AIM OF THE EXERCISE:
Look for the string "label" in the lines and copy each line that has it.

━━━ DATA PROVIDED ━━━

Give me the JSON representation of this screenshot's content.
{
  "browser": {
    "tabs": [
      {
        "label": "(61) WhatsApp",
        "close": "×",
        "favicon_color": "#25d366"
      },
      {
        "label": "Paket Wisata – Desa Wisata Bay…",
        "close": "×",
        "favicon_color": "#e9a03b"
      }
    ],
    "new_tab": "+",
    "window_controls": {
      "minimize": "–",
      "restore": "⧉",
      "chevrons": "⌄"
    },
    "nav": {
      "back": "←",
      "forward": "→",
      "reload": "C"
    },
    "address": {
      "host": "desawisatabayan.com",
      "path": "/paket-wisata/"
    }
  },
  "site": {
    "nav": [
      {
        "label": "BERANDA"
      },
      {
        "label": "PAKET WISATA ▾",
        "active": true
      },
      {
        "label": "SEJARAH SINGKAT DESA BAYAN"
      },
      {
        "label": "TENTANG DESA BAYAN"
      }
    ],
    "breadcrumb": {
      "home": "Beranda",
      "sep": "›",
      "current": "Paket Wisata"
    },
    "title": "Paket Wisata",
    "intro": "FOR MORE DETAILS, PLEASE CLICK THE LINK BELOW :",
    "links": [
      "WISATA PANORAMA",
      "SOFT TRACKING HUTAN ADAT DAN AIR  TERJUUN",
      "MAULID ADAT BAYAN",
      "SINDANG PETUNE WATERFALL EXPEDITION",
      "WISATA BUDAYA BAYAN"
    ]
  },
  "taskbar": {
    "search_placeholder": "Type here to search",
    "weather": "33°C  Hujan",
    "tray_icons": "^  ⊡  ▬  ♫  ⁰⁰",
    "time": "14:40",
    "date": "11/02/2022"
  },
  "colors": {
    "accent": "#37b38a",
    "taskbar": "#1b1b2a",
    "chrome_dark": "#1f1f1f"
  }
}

━━━

FINAL RESULT:
        "label": "(61) WhatsApp",
        "label": "Paket Wisata – Desa Wisata Bay…",
        "label": "BERANDA"
        "label": "PAKET WISATA ▾",
        "label": "SEJARAH SINGKAT DESA BAYAN"
        "label": "TENTANG DESA BAYAN"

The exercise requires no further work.